What you are asked to do: Print out every record exactly as it appears.

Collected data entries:
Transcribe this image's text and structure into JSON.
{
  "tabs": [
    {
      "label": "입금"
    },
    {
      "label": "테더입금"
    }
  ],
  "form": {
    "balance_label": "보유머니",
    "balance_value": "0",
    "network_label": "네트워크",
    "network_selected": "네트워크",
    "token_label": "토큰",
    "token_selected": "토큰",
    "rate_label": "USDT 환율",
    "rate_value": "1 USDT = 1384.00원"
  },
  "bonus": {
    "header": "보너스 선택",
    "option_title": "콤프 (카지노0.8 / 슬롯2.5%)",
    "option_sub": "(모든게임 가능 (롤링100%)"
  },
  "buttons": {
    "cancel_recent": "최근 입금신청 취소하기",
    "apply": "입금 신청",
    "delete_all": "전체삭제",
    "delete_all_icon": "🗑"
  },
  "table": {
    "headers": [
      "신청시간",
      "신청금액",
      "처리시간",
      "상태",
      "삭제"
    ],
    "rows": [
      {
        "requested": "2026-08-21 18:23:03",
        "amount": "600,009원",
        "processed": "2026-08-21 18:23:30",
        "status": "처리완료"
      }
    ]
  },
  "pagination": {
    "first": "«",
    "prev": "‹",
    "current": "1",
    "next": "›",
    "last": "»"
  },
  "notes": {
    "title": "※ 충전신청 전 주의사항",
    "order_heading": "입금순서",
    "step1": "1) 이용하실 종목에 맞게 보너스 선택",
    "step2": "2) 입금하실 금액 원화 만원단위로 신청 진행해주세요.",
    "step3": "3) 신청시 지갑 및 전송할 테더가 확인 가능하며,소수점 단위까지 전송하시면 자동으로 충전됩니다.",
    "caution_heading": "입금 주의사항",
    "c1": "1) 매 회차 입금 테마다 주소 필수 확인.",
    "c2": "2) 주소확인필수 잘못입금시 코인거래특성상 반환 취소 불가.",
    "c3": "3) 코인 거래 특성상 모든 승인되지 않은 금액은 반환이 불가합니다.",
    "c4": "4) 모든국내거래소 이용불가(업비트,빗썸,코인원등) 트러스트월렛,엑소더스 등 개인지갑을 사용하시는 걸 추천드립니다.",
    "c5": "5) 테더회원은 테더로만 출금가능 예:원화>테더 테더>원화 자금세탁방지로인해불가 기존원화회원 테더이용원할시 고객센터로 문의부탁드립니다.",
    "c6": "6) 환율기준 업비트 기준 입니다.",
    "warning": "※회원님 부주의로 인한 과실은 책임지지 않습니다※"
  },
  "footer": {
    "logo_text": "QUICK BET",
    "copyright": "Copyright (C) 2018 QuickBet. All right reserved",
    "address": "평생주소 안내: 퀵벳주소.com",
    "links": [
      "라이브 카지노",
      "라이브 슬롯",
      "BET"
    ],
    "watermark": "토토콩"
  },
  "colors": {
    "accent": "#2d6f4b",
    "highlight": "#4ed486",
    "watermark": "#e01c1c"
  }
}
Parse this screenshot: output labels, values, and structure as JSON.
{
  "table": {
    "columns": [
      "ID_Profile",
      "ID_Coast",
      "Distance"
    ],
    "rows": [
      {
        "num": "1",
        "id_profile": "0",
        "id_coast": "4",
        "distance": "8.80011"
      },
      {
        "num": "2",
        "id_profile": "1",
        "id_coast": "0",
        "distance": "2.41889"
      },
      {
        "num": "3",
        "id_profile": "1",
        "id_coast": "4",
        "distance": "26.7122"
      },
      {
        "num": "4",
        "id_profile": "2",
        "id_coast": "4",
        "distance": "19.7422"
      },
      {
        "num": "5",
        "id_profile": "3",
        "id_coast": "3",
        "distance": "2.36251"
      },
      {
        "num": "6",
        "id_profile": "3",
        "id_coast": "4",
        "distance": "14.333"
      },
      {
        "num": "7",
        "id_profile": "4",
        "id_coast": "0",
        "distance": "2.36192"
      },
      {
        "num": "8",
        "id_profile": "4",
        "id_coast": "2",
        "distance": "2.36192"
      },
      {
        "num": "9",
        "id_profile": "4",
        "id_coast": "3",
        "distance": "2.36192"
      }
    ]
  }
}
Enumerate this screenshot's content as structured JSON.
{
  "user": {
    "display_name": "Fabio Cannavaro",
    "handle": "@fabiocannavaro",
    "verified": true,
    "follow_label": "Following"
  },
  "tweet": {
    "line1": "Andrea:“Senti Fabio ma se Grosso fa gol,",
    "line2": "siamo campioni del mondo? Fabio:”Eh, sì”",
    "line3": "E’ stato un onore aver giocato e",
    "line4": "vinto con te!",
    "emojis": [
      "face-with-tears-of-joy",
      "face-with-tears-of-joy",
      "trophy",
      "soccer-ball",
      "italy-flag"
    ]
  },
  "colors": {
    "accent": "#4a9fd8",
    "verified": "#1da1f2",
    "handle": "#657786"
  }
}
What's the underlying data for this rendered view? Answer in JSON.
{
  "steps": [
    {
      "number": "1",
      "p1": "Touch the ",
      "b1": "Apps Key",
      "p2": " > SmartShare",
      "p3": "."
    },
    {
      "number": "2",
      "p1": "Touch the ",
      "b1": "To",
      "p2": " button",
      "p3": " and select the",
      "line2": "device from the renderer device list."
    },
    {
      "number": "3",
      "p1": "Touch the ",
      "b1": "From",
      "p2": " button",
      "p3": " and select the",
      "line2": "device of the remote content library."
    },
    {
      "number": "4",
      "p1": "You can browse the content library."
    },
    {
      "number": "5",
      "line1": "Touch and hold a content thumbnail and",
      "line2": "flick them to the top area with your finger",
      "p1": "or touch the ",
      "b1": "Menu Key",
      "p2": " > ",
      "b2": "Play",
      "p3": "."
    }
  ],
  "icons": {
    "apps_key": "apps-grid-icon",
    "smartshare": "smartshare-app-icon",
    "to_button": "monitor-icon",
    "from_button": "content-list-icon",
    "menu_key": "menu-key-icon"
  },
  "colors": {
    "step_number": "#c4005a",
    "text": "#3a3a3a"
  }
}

Complete response:
Transcribe this image's text and structure into JSON.
{
  "tabs": [
    {
      "label": "입금"
    },
    {
      "label": "테더입금"
    }
  ],
  "form": {
    "balance_label": "보유머니",
    "balance_value": "0",
    "network_label": "네트워크",
    "network_selected": "네트워크",
    "token_label": "토큰",
    "token_selected": "토큰",
    "rate_label": "USDT 환율",
    "rate_value": "1 USDT = 1384.00원"
  },
  "bonus": {
    "header": "보너스 선택",
    "option_title": "콤프 (카지노0.8 / 슬롯2.5%)",
    "option_sub": "(모든게임 가능 (롤링100%)"
  },
  "buttons": {
    "cancel_recent": "최근 입금신청 취소하기",
    "apply": "입금 신청",
    "delete_all": "전체삭제",
    "delete_all_icon": "🗑"
  },
  "table": {
    "headers": [
      "신청시간",
      "신청금액",
      "처리시간",
      "상태",
      "삭제"
    ],
    "rows": [
      {
        "requested": "2026-08-21 18:23:03",
        "amount": "600,009원",
        "processed": "2026-08-21 18:23:30",
        "status": "처리완료"
      }
    ]
  },
  "pagination": {
    "first": "«",
    "prev": "‹",
    "current": "1",
    "next": "›",
    "last": "»"
  },
  "notes": {
    "title": "※ 충전신청 전 주의사항",
    "order_heading": "입금순서",
    "step1": "1) 이용하실 종목에 맞게 보너스 선택",
    "step2": "2) 입금하실 금액 원화 만원단위로 신청 진행해주세요.",
    "step3": "3) 신청시 지갑 및 전송할 테더가 확인 가능하며,소수점 단위까지 전송하시면 자동으로 충전됩니다.",
    "caution_heading": "입금 주의사항",
    "c1": "1) 매 회차 입금 테마다 주소 필수 확인.",
    "c2": "2) 주소확인필수 잘못입금시 코인거래특성상 반환 취소 불가.",
    "c3": "3) 코인 거래 특성상 모든 승인되지 않은 금액은 반환이 불가합니다.",
    "c4": "4) 모든국내거래소 이용불가(업비트,빗썸,코인원등) 트러스트월렛,엑소더스 등 개인지갑을 사용하시는 걸 추천드립니다.",
    "c5": "5) 테더회원은 테더로만 출금가능 예:원화>테더 테더>원화 자금세탁방지로인해불가 기존원화회원 테더이용원할시 고객센터로 문의부탁드립니다.",
    "c6": "6) 환율기준 업비트 기준 입니다.",
    "warning": "※회원님 부주의로 인한 과실은 책임지지 않습니다※"
  },
  "footer": {
    "logo_text": "QUICK BET",
    "copyright": "Copyright (C) 2018 QuickBet. All right reserved",
    "address": "평생주소 안내: 퀵벳주소.com",
    "links": [
      "라이브 카지노",
      "라이브 슬롯",
      "BET"
    ],
    "watermark": "토토콩"
  },
  "colors": {
    "accent": "#2d6f4b",
    "highlight": "#4ed486",
    "watermark": "#e01c1c"
  }
}
Parse this screenshot: output labels, values, and structure as JSON.
{
  "table": {
    "columns": [
      "ID_Profile",
      "ID_Coast",
      "Distance"
    ],
    "rows": [
      {
        "num": "1",
        "id_profile": "0",
        "id_coast": "4",
        "distance": "8.80011"
      },
      {
        "num": "2",
        "id_profile": "1",
        "id_coast": "0",
        "distance": "2.41889"
      },
      {
        "num": "3",
        "id_profile": "1",
        "id_coast": "4",
        "distance": "26.7122"
      },
      {
        "num": "4",
        "id_profile": "2",
        "id_coast": "4",
        "distance": "19.7422"
      },
      {
        "num": "5",
        "id_profile": "3",
        "id_coast": "3",
        "distance": "2.36251"
      },
      {
        "num": "6",
        "id_profile": "3",
        "id_coast": "4",
        "distance": "14.333"
      },
      {
        "num": "7",
        "id_profile": "4",
        "id_coast": "0",
        "distance": "2.36192"
      },
      {
        "num": "8",
        "id_profile": "4",
        "id_coast": "2",
        "distance": "2.36192"
      },
      {
        "num": "9",
        "id_profile": "4",
        "id_coast": "3",
        "distance": "2.36192"
      }
    ]
  }
}
Enumerate this screenshot's content as structured JSON.
{
  "user": {
    "display_name": "Fabio Cannavaro",
    "handle": "@fabiocannavaro",
    "verified": true,
    "follow_label": "Following"
  },
  "tweet": {
    "line1": "Andrea:“Senti Fabio ma se Grosso fa gol,",
    "line2": "siamo campioni del mondo? Fabio:”Eh, sì”",
    "line3": "E’ stato un onore aver giocato e",
    "line4": "vinto con te!",
    "emojis": [
      "face-with-tears-of-joy",
      "face-with-tears-of-joy",
      "trophy",
      "soccer-ball",
      "italy-flag"
    ]
  },
  "colors": {
    "accent": "#4a9fd8",
    "verified": "#1da1f2",
    "handle": "#657786"
  }
}
What's the underlying data for this rendered view? Answer in JSON.
{
  "steps": [
    {
      "number": "1",
      "p1": "Touch the ",
      "b1": "Apps Key",
      "p2": " > SmartShare",
      "p3": "."
    },
    {
      "number": "2",
      "p1": "Touch the ",
      "b1": "To",
      "p2": " button",
      "p3": " and select the",
      "line2": "device from the renderer device list."
    },
    {
      "number": "3",
      "p1": "Touch the ",
      "b1": "From",
      "p2": " button",
      "p3": " and select the",
      "line2": "device of the remote content library."
    },
    {
      "number": "4",
      "p1": "You can browse the content library."
    },
    {
      "number": "5",
      "line1": "Touch and hold a content thumbnail and",
      "line2": "flick them to the top area with your finger",
      "p1": "or touch the ",
      "b1": "Menu Key",
      "p2": " > ",
      "b2": "Play",
      "p3": "."
    }
  ],
  "icons": {
    "apps_key": "apps-grid-icon",
    "smartshare": "smartshare-app-icon",
    "to_button": "monitor-icon",
    "from_button": "content-list-icon",
    "menu_key": "menu-key-icon"
  },
  "colors": {
    "step_number": "#c4005a",
    "text": "#3a3a3a"
  }
}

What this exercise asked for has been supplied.